Scores on value-added measures have not helped these New York teachers teach more effectively.
Teacher evaluation systems are evolving quickly in response to changing mandates. Many systems have multiple components, combining observational measures of instructional practice with measures of student learning. These components are often uneasy companions in the dual pursuit of two separate goals: improving teaching practice; and judging teachers as either competent (and thereby worthy of tenure, additional responsibilities, or supplemental compensation) or ineffective (and thereby slated for corrective action or termination).
It's important to ask how these new evaluation models are serving teachers as they strive to continually improve their practice. Do teachers change their teaching practices in response to what they learn through a teacher evaluation system? In 2014, we explored this question by interviewing 13 New York City teachers and the principal of a school we'll call the Frank Lloyd Wright School about their reactions to one specific component of their teacher evaluations: value-added measures of their performance (VAM).
A Little Context
Before we examine these teachers' reactions, let's consider the context. New York City introduced a new state-mandated teacher evaluation system in the 2013–14 school year. In this model, 20 percent of the annual evaluation of English language arts and/or mathematics teachers in grades four through eight is based on a VAM score derived from their students' performance on Common Core-aligned tests. The state-provided statistical model generates a mean growth percentile that indicates where each teacher's students rank on state test performance as compared with students across the state who have similar academic histories and characteristics.
The New York State Education Department first calculated VAM scores for teachers on the basis of these mean growth percentile scores for the 2011–12 school year. Although many teachers across the state, including those in New York City, received these scores, the scores didn't have consequences that year because the statewide implementation of the new evaluation process—termed Annual Professional Performance Review—didn't begin until the 2012–13 school year. Implementation in New York City was delayed an additional year (until 2013–14), because it took that long for the school district and teachers union to agree on an evaluation system.
Under the Annual Professional Performance Review system, each teacher receives a summary evaluation based on state-approved and local measures of student performance (including the teacher's VAM score), classroom observations, and other measures. The score categories for this summary evaluation are Highly Effective, Effective, Developing, and Ineffective. Teachers who receive a summary rating of Ineffective for two consecutive years are subject to an expedited dismissal process.
Although the 2012–13 school year was the first time VAMs had been used in formal evaluations, they weren't new to New York City teachers. Beginning in the 2007–08 academic year, the city's Department of Education produced Teacher Data Reports, which ranked teachers using a value-added model that generated a percentile ranking (roughly interpretable as the percentage of teachers whose contributions to their students' performance on the state tests were below that of the given teacher).
After a protracted debate in the courts, the New York City Department of Education released to newspapers and other news outlets the 2007–2010 Teacher Data Reports for approximately 18,000 teachers. Most of these media outlets published lists of individual teachers and their scores. Some teachers were anointed the worst teachers in the district, and pilloried in the media (Hancock, 2012). These reports weren't used for high-stakes individual evaluations, but their publication left teachers feeling vulnerable.
Reactions to VAM Scores at a High-Achieving School
The Frank Lloyd Wright School, the site of our study, is a large elementary school that mainly serves white, affluent students. Most students perform at or above grade level, and one teacher noted that "the kids come to school engaged and excited to learn." Wright parents are deeply involved in the school and their children's schoolwork, and the school's PTA ensures that teachers have all the resources they need.

§ §

### Directions
Answer each question using the passage on value-added measures of teacher performance.
(a) What percentage of the annual evaluation of New York City teachers of English language arts and/or mathematics in grades four through eight is based on a VAM score?
(b) In which academic year did New York City's Department of Education begin producing Teacher Data Reports?
(c) For approximately how many teachers were the 2007–2010 Teacher Data Reports released to news outlets?
The rows have no connection to the passage on value-added measures of teacher performance.

§ §

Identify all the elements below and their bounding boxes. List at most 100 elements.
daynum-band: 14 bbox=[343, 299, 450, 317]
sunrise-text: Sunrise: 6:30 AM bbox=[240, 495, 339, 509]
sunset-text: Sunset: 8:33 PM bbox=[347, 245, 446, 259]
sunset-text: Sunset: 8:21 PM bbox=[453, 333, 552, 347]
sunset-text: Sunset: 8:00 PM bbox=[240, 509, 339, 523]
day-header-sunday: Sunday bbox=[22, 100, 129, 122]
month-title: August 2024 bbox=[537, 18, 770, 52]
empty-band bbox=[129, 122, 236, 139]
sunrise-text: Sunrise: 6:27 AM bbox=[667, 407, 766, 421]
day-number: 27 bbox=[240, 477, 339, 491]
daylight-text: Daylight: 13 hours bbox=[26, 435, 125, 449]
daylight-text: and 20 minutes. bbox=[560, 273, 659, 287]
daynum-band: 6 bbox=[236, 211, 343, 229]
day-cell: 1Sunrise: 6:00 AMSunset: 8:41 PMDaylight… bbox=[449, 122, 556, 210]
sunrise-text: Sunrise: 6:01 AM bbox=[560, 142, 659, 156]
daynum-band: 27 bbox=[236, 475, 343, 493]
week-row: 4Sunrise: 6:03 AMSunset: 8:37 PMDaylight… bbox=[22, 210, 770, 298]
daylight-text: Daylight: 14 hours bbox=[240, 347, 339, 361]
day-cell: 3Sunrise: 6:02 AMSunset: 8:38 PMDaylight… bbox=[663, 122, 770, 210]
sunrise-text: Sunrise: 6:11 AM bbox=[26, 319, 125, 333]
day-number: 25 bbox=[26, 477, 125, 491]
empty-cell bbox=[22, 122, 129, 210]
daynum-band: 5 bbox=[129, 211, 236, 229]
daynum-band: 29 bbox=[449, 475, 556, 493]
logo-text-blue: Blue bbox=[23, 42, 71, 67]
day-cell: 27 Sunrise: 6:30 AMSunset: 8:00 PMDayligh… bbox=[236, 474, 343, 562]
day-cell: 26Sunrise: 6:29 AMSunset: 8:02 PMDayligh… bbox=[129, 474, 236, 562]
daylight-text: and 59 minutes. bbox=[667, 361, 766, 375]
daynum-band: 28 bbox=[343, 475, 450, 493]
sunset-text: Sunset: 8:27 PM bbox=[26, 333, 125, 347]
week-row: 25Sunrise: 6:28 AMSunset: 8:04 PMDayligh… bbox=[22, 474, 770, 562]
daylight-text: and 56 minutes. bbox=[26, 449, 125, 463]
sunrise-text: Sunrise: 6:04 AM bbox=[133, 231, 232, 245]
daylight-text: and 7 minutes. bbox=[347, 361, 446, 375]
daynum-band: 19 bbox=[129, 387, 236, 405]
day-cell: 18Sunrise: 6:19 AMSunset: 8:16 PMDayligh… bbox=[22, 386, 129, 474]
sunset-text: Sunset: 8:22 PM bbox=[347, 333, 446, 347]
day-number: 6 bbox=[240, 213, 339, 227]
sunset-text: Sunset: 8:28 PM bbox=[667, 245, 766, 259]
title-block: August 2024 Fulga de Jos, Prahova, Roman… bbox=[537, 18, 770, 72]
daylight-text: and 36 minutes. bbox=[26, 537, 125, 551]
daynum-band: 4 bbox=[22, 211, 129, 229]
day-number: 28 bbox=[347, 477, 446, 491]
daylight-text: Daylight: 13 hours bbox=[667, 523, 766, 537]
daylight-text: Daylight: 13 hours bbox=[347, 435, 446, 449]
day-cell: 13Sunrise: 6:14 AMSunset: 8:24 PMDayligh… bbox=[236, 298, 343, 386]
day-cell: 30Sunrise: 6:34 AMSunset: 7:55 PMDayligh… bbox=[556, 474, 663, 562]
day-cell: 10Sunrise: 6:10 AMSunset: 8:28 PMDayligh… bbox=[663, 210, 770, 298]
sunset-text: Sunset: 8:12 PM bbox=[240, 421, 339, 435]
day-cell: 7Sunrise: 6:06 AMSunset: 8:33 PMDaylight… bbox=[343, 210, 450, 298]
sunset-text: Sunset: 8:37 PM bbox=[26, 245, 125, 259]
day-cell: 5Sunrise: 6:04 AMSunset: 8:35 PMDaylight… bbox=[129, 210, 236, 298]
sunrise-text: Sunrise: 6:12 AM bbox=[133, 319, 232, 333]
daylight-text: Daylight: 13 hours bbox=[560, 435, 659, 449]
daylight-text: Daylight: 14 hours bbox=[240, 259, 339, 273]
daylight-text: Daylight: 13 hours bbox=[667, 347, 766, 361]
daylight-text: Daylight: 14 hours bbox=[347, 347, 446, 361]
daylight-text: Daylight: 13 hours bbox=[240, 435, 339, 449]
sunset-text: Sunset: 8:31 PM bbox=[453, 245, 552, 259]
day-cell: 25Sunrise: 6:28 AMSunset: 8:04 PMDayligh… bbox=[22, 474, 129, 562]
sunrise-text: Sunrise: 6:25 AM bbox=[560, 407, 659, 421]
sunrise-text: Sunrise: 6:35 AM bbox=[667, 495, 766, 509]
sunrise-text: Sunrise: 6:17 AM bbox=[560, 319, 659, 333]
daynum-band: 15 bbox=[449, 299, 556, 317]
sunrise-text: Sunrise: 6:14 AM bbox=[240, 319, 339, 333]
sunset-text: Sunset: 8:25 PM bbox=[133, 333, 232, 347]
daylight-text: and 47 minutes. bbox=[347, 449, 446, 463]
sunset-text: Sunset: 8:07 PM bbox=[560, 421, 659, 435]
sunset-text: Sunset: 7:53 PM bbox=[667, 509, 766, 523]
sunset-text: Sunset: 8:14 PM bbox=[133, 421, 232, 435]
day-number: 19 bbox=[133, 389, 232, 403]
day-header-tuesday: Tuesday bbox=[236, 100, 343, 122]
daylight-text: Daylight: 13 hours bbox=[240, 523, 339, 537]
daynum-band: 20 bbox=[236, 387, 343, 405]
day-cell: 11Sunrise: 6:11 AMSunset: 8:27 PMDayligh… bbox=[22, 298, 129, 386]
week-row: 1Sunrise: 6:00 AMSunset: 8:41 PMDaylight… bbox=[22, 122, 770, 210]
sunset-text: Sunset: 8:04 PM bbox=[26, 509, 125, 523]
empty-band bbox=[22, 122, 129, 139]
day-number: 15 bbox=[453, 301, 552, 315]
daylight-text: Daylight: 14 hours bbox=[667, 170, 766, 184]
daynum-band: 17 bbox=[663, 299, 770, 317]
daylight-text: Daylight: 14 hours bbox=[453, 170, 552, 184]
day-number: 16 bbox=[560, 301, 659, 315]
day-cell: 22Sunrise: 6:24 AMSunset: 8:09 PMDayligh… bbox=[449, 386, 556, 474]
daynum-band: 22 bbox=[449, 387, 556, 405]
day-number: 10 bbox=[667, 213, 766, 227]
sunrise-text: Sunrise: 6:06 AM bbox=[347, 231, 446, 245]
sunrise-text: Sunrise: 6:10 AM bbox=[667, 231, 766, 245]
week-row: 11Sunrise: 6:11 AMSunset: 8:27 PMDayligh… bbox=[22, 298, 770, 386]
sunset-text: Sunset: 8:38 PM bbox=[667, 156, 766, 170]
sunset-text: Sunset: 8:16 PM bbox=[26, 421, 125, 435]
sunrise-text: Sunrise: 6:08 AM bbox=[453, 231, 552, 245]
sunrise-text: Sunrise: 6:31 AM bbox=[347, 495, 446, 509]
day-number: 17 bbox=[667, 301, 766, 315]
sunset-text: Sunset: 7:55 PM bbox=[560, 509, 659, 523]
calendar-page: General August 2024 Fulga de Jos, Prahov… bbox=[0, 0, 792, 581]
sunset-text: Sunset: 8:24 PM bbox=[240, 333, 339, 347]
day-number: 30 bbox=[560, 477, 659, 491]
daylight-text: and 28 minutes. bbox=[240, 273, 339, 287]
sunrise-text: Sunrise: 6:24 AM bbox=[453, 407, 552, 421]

§ §

### Written answer
(a) 20 percent
(b) 2007–08
(c) About 18,000 teachers